(Figure data in JSON)

════════

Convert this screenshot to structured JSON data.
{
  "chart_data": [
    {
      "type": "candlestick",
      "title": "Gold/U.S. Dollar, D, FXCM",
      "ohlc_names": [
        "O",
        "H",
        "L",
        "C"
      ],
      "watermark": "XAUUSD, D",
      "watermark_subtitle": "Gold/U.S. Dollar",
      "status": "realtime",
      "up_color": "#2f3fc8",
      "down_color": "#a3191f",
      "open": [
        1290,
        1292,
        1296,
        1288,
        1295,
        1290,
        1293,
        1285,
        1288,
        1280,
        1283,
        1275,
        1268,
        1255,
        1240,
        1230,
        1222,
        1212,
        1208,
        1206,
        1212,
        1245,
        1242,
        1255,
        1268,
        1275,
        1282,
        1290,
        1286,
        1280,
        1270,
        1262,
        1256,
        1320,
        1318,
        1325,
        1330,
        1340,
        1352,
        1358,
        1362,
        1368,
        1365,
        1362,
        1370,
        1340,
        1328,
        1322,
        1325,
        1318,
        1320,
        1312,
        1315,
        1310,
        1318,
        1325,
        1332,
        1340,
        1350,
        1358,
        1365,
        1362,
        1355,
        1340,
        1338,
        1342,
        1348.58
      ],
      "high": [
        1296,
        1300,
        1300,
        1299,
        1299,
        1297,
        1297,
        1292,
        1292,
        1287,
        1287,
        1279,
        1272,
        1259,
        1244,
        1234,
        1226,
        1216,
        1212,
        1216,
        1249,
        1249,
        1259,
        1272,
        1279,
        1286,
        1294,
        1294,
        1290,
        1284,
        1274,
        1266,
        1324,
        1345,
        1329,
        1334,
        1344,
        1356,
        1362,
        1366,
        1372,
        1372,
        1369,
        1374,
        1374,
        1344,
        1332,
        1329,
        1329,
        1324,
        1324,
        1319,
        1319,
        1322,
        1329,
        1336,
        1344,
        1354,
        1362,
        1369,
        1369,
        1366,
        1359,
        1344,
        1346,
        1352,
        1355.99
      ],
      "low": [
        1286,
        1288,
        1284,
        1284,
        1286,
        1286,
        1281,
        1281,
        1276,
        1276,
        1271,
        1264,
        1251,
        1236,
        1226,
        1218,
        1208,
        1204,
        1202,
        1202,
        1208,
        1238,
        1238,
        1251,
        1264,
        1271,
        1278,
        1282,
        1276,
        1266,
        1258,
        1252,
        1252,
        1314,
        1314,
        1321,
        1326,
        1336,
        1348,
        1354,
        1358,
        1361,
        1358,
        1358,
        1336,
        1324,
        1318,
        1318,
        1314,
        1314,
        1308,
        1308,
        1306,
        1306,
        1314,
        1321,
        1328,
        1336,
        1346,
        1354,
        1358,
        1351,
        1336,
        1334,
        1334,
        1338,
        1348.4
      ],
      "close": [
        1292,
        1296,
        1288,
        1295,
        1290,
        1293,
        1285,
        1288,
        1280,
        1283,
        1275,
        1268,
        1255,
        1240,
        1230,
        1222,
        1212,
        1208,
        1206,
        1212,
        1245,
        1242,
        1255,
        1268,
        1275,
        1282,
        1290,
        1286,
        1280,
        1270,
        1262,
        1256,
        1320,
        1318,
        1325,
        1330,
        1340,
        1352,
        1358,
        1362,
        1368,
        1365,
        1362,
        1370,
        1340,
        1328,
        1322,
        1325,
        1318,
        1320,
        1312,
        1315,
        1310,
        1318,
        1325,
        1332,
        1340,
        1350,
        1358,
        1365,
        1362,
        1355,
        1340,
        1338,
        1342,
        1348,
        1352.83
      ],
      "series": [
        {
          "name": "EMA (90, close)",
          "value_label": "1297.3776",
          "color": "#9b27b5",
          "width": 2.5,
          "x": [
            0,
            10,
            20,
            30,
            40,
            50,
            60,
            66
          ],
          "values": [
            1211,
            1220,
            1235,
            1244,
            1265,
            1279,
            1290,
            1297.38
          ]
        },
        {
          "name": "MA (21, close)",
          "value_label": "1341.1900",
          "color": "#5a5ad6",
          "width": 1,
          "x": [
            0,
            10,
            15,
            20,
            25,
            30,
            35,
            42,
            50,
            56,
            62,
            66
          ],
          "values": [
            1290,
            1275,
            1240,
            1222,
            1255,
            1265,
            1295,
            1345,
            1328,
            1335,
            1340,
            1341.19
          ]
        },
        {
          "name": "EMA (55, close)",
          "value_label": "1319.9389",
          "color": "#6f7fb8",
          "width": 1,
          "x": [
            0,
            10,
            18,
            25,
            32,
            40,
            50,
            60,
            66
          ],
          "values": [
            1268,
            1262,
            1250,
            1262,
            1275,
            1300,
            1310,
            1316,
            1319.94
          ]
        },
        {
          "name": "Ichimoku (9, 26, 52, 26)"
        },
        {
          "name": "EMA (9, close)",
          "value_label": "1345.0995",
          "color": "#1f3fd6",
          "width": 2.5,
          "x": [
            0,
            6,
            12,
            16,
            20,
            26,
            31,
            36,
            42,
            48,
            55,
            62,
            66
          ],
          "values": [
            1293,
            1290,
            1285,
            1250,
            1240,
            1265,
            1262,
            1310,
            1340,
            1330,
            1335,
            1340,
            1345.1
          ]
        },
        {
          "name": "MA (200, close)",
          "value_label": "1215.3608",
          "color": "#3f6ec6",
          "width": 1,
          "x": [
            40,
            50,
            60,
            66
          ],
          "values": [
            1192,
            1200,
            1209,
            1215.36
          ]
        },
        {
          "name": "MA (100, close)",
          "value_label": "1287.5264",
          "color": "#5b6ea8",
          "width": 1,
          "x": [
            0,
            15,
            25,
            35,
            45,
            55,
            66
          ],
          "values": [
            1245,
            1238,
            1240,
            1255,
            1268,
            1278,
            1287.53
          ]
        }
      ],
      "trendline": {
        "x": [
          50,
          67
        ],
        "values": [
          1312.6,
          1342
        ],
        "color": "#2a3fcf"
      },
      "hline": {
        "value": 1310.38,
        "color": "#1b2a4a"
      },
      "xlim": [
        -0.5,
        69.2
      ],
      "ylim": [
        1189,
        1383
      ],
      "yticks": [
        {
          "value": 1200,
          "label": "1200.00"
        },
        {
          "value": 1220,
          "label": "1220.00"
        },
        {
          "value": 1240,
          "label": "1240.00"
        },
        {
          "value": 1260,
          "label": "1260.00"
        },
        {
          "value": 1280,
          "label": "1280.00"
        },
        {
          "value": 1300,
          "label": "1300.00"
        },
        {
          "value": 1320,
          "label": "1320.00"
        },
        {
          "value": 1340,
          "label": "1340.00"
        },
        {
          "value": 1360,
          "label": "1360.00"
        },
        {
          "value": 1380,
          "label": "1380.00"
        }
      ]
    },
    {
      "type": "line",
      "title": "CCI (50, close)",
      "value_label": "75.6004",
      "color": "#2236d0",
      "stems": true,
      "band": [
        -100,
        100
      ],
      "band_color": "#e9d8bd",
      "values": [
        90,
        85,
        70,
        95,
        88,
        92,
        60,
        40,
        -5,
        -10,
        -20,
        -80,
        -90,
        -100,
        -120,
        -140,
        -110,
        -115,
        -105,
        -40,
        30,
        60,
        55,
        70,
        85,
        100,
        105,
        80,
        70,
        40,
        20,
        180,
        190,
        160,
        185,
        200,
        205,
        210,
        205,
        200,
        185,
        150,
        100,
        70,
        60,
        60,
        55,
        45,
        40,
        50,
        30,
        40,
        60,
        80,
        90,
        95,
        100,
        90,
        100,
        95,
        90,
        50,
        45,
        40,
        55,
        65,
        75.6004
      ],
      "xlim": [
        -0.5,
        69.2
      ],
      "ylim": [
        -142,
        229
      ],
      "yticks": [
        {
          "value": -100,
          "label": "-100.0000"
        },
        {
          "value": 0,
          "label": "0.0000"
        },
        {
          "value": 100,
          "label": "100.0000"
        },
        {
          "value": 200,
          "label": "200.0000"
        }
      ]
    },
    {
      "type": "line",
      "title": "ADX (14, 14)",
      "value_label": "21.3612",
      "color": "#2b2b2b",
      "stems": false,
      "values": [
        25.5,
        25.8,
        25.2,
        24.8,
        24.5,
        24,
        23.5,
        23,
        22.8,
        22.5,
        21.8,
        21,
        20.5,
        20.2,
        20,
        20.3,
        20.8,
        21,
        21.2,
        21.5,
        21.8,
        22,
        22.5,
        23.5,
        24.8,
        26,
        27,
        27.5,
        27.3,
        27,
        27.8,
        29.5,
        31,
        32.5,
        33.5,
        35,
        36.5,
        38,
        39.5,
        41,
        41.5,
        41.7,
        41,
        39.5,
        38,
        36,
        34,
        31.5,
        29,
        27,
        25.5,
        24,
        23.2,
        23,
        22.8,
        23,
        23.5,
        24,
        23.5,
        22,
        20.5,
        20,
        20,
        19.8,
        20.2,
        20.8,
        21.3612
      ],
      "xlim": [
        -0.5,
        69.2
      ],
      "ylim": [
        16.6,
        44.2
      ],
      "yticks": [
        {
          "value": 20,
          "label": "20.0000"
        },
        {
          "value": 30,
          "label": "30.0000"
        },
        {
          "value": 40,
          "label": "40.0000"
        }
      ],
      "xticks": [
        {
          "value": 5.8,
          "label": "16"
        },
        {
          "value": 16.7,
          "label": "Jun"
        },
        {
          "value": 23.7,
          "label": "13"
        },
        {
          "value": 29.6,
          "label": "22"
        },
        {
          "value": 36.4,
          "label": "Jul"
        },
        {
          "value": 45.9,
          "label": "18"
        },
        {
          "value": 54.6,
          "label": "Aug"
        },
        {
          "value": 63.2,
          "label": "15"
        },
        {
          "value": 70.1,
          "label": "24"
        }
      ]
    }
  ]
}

════════

■ **Exercise brief**
List each line in the listing that contains the string "close".

■ **Correct answer**
      "close": [
          "name": "EMA (90, close)",
          "name": "MA (21, close)",
          "name": "EMA (55, close)",
          "name": "EMA (9, close)",
          "name": "MA (200, close)",
          "name": "MA (100, close)",
      "title": "CCI (50, close)",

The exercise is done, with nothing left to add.